The problem » Reproduce the review of Super Furry Animals' album Dark Days/Light Years below in full, word for word.

* Begin Excerpted passage *

In the gap between their first album for Rough Trade, 2007’s Hey Venus!, and Dark Days/Light Years, the personnel of Super Furry Animals have been on what one might call a busman’s holiday. Gruff Rhys has been exploring the life of maverick automobile manufacturer John DeLorean as part of electro-pop duo Neon Neon. Electronics guru Cian Ciaran has been in the studio labouring on the next record by his techno project,Acid Casuals. Drummer Daf Ieuan and bassist Guto Pryce, meanwhile, joined up with actor Rhys Ifans in gonzo Cardiff supergroup The Peth, an excellent excuse to party their way from Portmeirion Town Hall to Hoxton Bar And Grill without ever having to put on a pair of shoes.

No word from guitarist Huw ‘Bunf’ Bunford, which probably explains why he’s so keen to get stuck in here. Dark Days/Light Years commences with his “Crazy Naked Girls”, an indulgent voodoo-rock jam that romps along on romping Ringo drums, wah-wah-treated guitar freakouts, and at least three false endings. Clocking in at a little over six minutes, it’s more the sort of song to kick off an encore than a record, but at nine albums old, Super Furry Animals have got quite used to doing exactly what they please.

* End Excerpted passage *
* Begin Entries supplied *

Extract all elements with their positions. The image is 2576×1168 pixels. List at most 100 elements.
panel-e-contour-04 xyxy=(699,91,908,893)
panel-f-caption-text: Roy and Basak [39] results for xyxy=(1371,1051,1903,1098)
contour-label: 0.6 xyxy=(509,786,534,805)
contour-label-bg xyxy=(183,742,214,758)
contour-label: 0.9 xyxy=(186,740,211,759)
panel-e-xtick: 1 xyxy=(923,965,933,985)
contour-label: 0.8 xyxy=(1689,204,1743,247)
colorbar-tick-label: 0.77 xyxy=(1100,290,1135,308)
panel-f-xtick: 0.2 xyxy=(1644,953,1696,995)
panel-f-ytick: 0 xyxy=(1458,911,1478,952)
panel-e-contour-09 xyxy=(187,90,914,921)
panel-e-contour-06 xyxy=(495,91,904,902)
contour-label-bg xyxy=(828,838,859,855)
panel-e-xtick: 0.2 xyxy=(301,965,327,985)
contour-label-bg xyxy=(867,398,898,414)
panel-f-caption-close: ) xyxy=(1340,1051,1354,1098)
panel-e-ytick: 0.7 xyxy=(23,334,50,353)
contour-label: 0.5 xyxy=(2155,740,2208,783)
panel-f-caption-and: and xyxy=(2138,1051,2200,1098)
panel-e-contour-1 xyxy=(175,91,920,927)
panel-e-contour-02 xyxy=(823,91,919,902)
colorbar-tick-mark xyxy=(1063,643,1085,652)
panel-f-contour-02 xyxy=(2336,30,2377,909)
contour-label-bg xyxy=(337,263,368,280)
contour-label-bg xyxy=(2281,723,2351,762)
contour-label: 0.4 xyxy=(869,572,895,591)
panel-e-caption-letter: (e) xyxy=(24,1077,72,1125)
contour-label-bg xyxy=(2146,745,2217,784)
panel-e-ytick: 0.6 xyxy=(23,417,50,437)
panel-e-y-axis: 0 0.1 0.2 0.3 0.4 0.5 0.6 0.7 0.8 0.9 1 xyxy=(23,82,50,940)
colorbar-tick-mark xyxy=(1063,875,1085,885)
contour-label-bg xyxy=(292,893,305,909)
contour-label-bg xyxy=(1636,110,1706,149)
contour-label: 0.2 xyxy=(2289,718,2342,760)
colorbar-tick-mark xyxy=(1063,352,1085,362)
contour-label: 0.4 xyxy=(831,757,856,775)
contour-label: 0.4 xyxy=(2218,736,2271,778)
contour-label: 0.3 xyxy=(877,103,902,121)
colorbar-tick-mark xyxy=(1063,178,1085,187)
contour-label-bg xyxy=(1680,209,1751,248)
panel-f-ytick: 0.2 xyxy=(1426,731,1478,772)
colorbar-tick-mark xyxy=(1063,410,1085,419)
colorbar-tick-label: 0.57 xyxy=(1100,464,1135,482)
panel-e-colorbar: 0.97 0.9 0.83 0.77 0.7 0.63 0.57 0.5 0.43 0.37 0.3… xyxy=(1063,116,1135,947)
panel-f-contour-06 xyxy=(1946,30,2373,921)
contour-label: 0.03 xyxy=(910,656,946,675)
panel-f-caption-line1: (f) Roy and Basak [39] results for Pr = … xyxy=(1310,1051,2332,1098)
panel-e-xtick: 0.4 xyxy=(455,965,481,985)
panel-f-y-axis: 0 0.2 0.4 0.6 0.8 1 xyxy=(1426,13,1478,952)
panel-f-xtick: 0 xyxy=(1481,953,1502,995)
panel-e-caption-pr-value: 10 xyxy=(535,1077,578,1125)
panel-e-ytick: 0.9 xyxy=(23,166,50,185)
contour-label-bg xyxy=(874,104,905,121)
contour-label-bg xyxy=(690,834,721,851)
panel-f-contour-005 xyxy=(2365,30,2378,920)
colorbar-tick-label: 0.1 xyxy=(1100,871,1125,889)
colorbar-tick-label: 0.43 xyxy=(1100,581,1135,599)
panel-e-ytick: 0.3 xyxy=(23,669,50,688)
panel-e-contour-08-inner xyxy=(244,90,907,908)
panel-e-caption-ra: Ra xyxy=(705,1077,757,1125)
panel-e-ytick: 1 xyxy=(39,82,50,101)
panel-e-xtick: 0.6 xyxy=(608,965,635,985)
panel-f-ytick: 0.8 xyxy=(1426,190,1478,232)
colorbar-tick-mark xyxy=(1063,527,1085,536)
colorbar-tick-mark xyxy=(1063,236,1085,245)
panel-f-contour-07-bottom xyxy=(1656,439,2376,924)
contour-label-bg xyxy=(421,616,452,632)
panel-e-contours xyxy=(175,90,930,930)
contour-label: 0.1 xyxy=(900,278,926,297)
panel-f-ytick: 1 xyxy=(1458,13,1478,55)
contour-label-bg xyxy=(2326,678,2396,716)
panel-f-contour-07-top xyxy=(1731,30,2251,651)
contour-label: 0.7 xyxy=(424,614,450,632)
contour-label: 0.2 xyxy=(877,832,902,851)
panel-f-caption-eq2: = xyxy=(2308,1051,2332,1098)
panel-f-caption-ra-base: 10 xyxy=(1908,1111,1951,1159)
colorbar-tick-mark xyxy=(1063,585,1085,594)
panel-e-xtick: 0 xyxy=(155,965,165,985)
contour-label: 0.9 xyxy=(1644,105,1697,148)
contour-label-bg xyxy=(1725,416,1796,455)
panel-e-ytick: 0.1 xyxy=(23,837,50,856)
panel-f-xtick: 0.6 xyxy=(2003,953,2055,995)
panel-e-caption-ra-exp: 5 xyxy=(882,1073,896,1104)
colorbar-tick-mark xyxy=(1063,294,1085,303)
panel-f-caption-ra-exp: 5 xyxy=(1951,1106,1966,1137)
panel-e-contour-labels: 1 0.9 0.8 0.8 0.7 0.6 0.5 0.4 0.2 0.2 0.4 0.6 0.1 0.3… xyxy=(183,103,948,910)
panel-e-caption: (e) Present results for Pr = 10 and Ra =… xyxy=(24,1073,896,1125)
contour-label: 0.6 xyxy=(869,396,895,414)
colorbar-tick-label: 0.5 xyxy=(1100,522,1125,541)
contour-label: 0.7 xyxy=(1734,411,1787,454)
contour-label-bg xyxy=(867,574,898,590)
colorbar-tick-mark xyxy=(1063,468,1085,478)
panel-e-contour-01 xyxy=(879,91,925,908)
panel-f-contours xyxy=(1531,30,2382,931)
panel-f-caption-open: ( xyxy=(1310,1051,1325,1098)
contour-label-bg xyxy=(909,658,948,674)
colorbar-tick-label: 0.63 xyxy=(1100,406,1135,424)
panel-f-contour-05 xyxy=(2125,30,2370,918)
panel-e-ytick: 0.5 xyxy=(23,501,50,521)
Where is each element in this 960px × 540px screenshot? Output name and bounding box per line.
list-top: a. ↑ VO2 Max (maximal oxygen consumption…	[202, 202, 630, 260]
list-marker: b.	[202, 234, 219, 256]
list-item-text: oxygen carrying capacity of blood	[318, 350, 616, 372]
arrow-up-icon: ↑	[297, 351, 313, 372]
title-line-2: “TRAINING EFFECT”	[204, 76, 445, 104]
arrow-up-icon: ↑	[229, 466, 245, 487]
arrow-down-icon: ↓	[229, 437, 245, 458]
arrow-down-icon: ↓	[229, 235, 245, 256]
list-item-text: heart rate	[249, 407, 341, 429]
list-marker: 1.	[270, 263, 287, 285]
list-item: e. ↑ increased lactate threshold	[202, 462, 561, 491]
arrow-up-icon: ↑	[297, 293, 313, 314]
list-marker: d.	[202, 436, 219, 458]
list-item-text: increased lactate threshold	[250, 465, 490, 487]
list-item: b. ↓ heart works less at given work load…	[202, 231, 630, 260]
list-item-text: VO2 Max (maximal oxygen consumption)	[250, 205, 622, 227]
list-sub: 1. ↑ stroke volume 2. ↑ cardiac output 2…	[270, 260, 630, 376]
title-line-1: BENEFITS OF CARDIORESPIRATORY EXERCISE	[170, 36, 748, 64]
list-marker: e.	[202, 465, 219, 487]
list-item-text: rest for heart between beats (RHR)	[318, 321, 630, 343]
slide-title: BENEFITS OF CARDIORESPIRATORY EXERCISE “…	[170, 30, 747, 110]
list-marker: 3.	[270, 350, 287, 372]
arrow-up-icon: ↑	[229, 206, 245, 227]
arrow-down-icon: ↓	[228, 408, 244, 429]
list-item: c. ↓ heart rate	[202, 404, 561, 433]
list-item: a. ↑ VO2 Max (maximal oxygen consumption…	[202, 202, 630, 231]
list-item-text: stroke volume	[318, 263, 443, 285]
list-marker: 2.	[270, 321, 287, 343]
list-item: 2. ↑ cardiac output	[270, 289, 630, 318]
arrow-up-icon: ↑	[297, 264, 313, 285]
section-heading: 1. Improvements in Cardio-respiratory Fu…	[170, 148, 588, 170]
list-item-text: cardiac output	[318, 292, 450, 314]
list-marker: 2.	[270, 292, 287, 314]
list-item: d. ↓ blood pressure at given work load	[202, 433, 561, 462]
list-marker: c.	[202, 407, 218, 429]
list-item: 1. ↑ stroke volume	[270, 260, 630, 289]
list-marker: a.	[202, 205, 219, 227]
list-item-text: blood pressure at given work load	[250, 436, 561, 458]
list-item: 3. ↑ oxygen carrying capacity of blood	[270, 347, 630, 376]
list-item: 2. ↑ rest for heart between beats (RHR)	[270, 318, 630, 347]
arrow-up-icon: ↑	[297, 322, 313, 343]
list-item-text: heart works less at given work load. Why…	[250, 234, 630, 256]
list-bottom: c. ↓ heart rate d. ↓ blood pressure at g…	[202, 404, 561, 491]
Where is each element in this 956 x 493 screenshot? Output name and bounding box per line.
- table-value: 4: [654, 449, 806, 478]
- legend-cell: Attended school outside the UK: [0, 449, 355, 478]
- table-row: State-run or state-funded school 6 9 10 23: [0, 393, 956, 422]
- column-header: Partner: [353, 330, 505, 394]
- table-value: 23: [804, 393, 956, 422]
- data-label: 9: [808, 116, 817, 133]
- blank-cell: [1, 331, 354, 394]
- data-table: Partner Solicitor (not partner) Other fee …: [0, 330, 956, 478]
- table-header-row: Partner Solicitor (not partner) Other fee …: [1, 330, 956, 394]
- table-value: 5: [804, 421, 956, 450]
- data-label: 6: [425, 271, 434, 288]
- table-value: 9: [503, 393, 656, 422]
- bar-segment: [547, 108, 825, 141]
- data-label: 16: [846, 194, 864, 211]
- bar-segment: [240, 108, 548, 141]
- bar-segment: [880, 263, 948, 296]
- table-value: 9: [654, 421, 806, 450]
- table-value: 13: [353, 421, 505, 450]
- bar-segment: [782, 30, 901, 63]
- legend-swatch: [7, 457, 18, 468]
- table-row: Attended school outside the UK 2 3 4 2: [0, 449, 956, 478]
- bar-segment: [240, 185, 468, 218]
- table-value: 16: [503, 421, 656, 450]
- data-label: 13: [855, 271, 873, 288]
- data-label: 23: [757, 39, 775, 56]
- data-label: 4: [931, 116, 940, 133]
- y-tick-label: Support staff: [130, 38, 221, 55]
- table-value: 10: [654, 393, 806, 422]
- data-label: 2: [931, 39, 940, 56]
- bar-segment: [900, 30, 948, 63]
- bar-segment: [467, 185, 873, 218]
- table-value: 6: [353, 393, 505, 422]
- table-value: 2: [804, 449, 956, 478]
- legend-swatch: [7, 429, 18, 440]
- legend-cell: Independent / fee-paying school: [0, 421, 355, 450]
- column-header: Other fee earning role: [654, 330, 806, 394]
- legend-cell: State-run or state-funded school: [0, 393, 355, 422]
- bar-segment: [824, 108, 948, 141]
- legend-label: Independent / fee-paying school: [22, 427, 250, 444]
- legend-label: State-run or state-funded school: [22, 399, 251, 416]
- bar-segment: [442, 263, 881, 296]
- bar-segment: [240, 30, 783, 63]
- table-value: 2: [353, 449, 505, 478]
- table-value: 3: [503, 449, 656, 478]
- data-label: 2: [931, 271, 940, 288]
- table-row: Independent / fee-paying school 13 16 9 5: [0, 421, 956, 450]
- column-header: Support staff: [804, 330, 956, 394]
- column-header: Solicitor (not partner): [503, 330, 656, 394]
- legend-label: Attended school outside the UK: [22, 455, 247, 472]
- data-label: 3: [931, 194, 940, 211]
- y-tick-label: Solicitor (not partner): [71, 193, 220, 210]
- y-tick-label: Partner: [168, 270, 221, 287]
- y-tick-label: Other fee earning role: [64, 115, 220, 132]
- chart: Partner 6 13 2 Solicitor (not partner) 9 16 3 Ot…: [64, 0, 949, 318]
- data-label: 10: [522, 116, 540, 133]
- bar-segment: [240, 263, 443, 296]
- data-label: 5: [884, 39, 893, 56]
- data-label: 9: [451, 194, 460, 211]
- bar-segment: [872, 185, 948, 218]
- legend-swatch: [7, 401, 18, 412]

* End Entries supplied *

Result for this task »
In the gap between their first album for Rough Trade, 2007’s Hey Venus!, and Dark Days/Light Years, the personnel of Super Furry Animals have been on what one might call a busman’s holiday. Gruff Rhys has been exploring the life of maverick automobile manufacturer John DeLorean as part of electro-pop duo Neon Neon. Electronics guru Cian Ciaran has been in the studio labouring on the next record by his techno project,Acid Casuals. Drummer Daf Ieuan and bassist Guto Pryce, meanwhile, joined up with actor Rhys Ifans in gonzo Cardiff supergroup The Peth, an excellent excuse to party their way from Portmeirion Town Hall to Hoxton Bar And Grill without ever having to put on a pair of shoes.

No word from guitarist Huw ‘Bunf’ Bunford, which probably explains why he’s so keen to get stuck in here. Dark Days/Light Years commences with his “Crazy Naked Girls”, an indulgent voodoo-rock jam that romps along on romping Ringo drums, wah-wah-treated guitar freakouts, and at least three false endings. Clocking in at a little over six minutes, it’s more the sort of song to kick off an encore than a record, but at nine albums old, Super Furry Animals have got quite used to doing exactly what they please.